Work required:
Rewrite these lines with every "wind-barb" replaced by "wind-vector", keeping everything else unchanged and omitting the pictures.

Input rows:
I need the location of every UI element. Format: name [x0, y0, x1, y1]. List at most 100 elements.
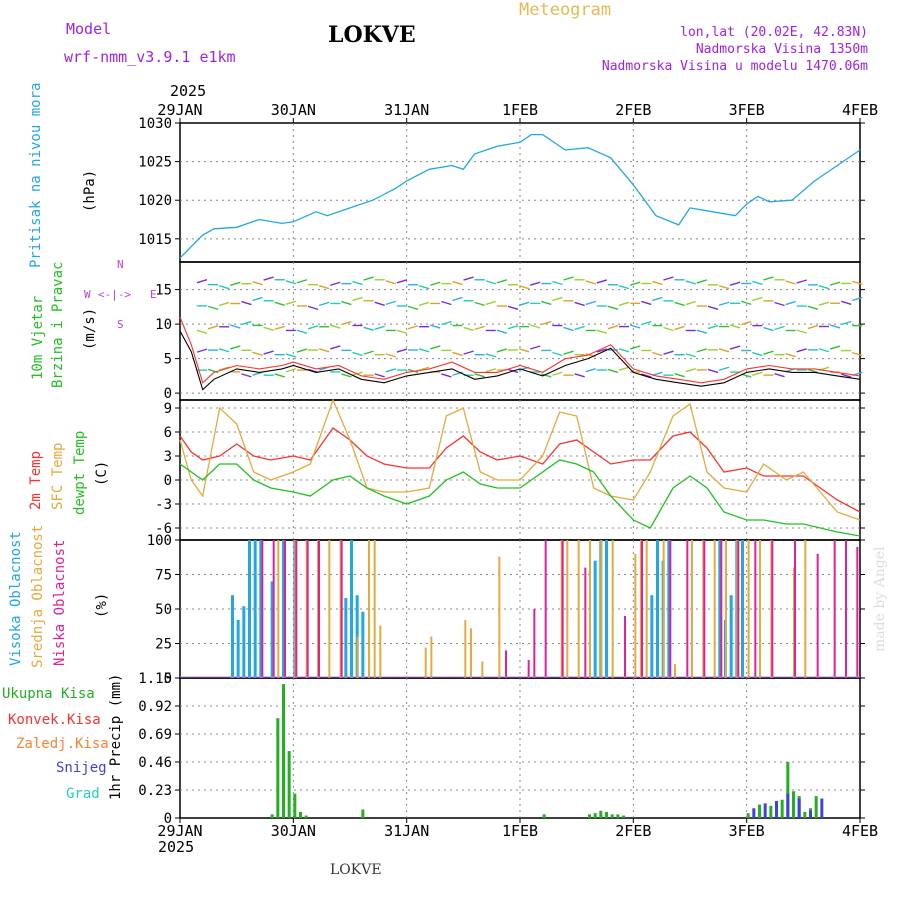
- station-title: LOKVE: [328, 22, 416, 48]
- xtick-label-top: 2FEB: [615, 101, 651, 119]
- cloud-bar: [566, 540, 569, 678]
- cloud-bar: [231, 595, 234, 678]
- wind-barb: [318, 301, 330, 307]
- wind-barb: [774, 325, 785, 331]
- altitude-text: Nadmorska Visina 1350m: [695, 42, 868, 57]
- panel-frame-pressure: [179, 122, 861, 263]
- wind-barb: [840, 300, 852, 306]
- watermark: made by Angel: [872, 546, 888, 653]
- wind-barb: [629, 345, 641, 350]
- wind-barb: [774, 373, 785, 378]
- wind-barb: [196, 329, 208, 334]
- wind-barb: [652, 280, 663, 286]
- precip-bar: [593, 813, 597, 818]
- wind-barb: [241, 300, 252, 306]
- temp-ylabel1: 2m Temp: [28, 450, 44, 510]
- wind-barb: [541, 373, 552, 378]
- cloud-bar: [686, 540, 689, 678]
- wind-barb: [407, 325, 419, 330]
- precip-bar: [786, 793, 790, 818]
- precip-bar: [304, 815, 308, 818]
- wind-barb: [774, 301, 785, 307]
- compass-w: W: [84, 288, 91, 301]
- cloud-ylabel3: Niska Oblacnost: [52, 539, 68, 666]
- wind-barb: [840, 373, 852, 378]
- cloud-bar: [282, 540, 285, 678]
- wind-barb: [541, 320, 552, 326]
- cloud-bar: [600, 540, 603, 678]
- temp-line: [179, 459, 861, 537]
- cloud-bar: [611, 540, 614, 678]
- wind-line-gust: [179, 316, 861, 384]
- wind-barb: [763, 326, 774, 332]
- wind-barb: [585, 300, 596, 306]
- wind-barb: [396, 279, 408, 284]
- wind-barb: [352, 296, 363, 302]
- wind-barb: [341, 320, 352, 326]
- wind-barb: [663, 276, 674, 281]
- cloud-bar: [703, 540, 706, 678]
- cloud-bar: [725, 540, 727, 678]
- ytick-label: 6: [164, 425, 172, 441]
- precip-bar: [622, 815, 625, 818]
- model-label: Model: [66, 20, 112, 38]
- wind-barb: [641, 300, 652, 306]
- panel-frame-temp: [179, 399, 861, 541]
- wind-barb: [207, 325, 219, 330]
- wind-barb: [307, 325, 319, 330]
- wind-barb: [752, 371, 763, 376]
- cloud-ylabel2: Srednja Oblacnost: [30, 524, 46, 668]
- wind-barb: [618, 285, 630, 290]
- cloud-bar: [356, 636, 359, 678]
- cloud-bar: [236, 620, 240, 678]
- wind-barb: [385, 368, 397, 373]
- cloud-bar: [505, 650, 507, 678]
- wind-barb: [752, 280, 763, 286]
- cloud-bar: [720, 540, 723, 678]
- xtick-label-top: 3FEB: [729, 101, 765, 119]
- wind-barb: [296, 348, 308, 353]
- wind-barb: [552, 296, 563, 302]
- cloud-bar: [667, 540, 671, 678]
- cloud-bar: [634, 553, 637, 678]
- wind-unit: (m/s): [82, 307, 98, 350]
- model-altitude-text: Nadmorska Visina u modelu 1470.06m: [601, 59, 868, 74]
- precip-bar: [809, 810, 812, 818]
- wind-barb: [752, 351, 763, 357]
- wind-barb: [207, 305, 219, 311]
- cloud-bar: [794, 540, 796, 678]
- cloud-bar: [340, 540, 343, 678]
- wind-barb: [263, 350, 274, 355]
- wind-barb: [529, 281, 541, 286]
- precip-legend-total: Ukupna Kisa: [2, 686, 95, 702]
- wind-barb: [607, 368, 619, 374]
- wind-barb: [663, 350, 674, 355]
- wind-barb: [296, 279, 308, 284]
- wind-barb: [496, 329, 508, 334]
- wind-barb: [729, 324, 741, 329]
- cloud-unit: (%): [94, 592, 110, 618]
- wind-barb: [718, 301, 730, 306]
- ytick-label: 1015: [138, 232, 172, 248]
- wind-barb: [696, 279, 708, 284]
- wind-barb: [285, 300, 297, 306]
- cloud-bar: [481, 661, 484, 678]
- ytick-label: 75: [155, 568, 172, 584]
- cloud-bar: [470, 628, 472, 678]
- wind-barb: [507, 325, 519, 330]
- cloud-bar: [527, 660, 530, 678]
- cloud-bar: [593, 560, 597, 678]
- wind-barb: [485, 353, 496, 358]
- wind-barb: [474, 325, 485, 331]
- wind-barb: [318, 284, 330, 290]
- wind-barb: [674, 325, 685, 331]
- wind-barb: [363, 326, 374, 332]
- wind-barb: [707, 324, 719, 330]
- wind-barb: [796, 329, 807, 334]
- wind-barb: [574, 325, 585, 331]
- precip-bar: [293, 793, 297, 818]
- ytick-label: 0: [164, 671, 172, 687]
- precip-bar: [786, 762, 790, 818]
- wind-barb: [785, 353, 796, 358]
- precip-legend-conv: Konvek.Kisa: [8, 712, 101, 728]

Answer to the task:
I need the location of every UI element. Format: name [x0, y0, x1, y1]. List at most 100 elements.
- station-title: LOKVE: [328, 22, 416, 48]
- xtick-label-top: 2FEB: [615, 101, 651, 119]
- cloud-bar: [566, 540, 569, 678]
- cloud-bar: [231, 595, 234, 678]
- wind-vector: [318, 301, 330, 307]
- wind-vector: [774, 325, 785, 331]
- altitude-text: Nadmorska Visina 1350m: [695, 42, 868, 57]
- panel-frame-pressure: [179, 122, 861, 263]
- wind-vector: [840, 300, 852, 306]
- watermark: made by Angel: [872, 546, 888, 653]
- wind-vector: [629, 345, 641, 350]
- wind-vector: [774, 373, 785, 378]
- wind-vector: [196, 329, 208, 334]
- wind-vector: [652, 280, 663, 286]
- precip-bar: [593, 813, 597, 818]
- wind-vector: [241, 300, 252, 306]
- temp-ylabel1: 2m Temp: [28, 450, 44, 510]
- wind-vector: [541, 373, 552, 378]
- cloud-bar: [686, 540, 689, 678]
- wind-vector: [407, 325, 419, 330]
- precip-bar: [786, 793, 790, 818]
- precip-bar: [304, 815, 308, 818]
- wind-vector: [774, 301, 785, 307]
- compass-w: W: [84, 288, 91, 301]
- cloud-ylabel3: Niska Oblacnost: [52, 539, 68, 666]
- wind-vector: [840, 373, 852, 378]
- cloud-bar: [282, 540, 285, 678]
- wind-vector: [541, 320, 552, 326]
- cloud-bar: [600, 540, 603, 678]
- temp-line: [179, 459, 861, 537]
- cloud-bar: [611, 540, 614, 678]
- wind-line-gust: [179, 316, 861, 384]
- wind-vector: [763, 326, 774, 332]
- wind-vector: [585, 300, 596, 306]
- wind-vector: [396, 279, 408, 284]
- wind-vector: [352, 296, 363, 302]
- wind-vector: [341, 320, 352, 326]
- wind-vector: [663, 276, 674, 281]
- cloud-bar: [703, 540, 706, 678]
- cloud-bar: [725, 540, 727, 678]
- ytick-label: 6: [164, 425, 172, 441]
- precip-bar: [622, 815, 625, 818]
- model-label: Model: [66, 20, 112, 38]
- wind-vector: [641, 300, 652, 306]
- panel-frame-temp: [179, 399, 861, 541]
- wind-vector: [207, 325, 219, 330]
- wind-vector: [307, 325, 319, 330]
- wind-vector: [752, 371, 763, 376]
- cloud-ylabel2: Srednja Oblacnost: [30, 524, 46, 668]
- wind-vector: [618, 285, 630, 290]
- cloud-bar: [356, 636, 359, 678]
- cloud-bar: [236, 620, 240, 678]
- wind-vector: [385, 368, 397, 373]
- cloud-bar: [505, 650, 507, 678]
- wind-vector: [752, 280, 763, 286]
- cloud-bar: [720, 540, 723, 678]
- xtick-label-top: 3FEB: [729, 101, 765, 119]
- wind-vector: [296, 348, 308, 353]
- wind-vector: [552, 296, 563, 302]
- cloud-bar: [667, 540, 671, 678]
- cloud-bar: [634, 553, 637, 678]
- wind-unit: (m/s): [82, 307, 98, 350]
- model-altitude-text: Nadmorska Visina u modelu 1470.06m: [601, 59, 868, 74]
- precip-bar: [809, 810, 812, 818]
- wind-vector: [752, 351, 763, 357]
- wind-vector: [207, 305, 219, 311]
- cloud-bar: [794, 540, 796, 678]
- cloud-bar: [340, 540, 343, 678]
- wind-vector: [263, 350, 274, 355]
- wind-vector: [529, 281, 541, 286]
- precip-legend-total: Ukupna Kisa: [2, 686, 95, 702]
- wind-vector: [607, 368, 619, 374]
- wind-vector: [663, 350, 674, 355]
- wind-vector: [296, 279, 308, 284]
- wind-vector: [496, 329, 508, 334]
- wind-vector: [729, 324, 741, 329]
- cloud-unit: (%): [94, 592, 110, 618]
- wind-vector: [718, 301, 730, 306]
- ytick-label: 1015: [138, 232, 172, 248]
- wind-vector: [696, 279, 708, 284]
- wind-vector: [285, 300, 297, 306]
- cloud-bar: [481, 661, 484, 678]
- ytick-label: 75: [155, 568, 172, 584]
- cloud-bar: [470, 628, 472, 678]
- wind-vector: [507, 325, 519, 330]
- cloud-bar: [527, 660, 530, 678]
- cloud-bar: [593, 560, 597, 678]
- wind-vector: [485, 353, 496, 358]
- wind-vector: [474, 325, 485, 331]
- wind-vector: [318, 284, 330, 290]
- wind-vector: [674, 325, 685, 331]
- wind-vector: [363, 326, 374, 332]
- wind-vector: [707, 324, 719, 330]
- wind-vector: [796, 329, 807, 334]
- wind-vector: [574, 325, 585, 331]
- precip-bar: [293, 793, 297, 818]
- ytick-label: 0: [164, 671, 172, 687]
- precip-bar: [786, 762, 790, 818]
- wind-vector: [785, 353, 796, 358]
- precip-legend-conv: Konvek.Kisa: [8, 712, 101, 728]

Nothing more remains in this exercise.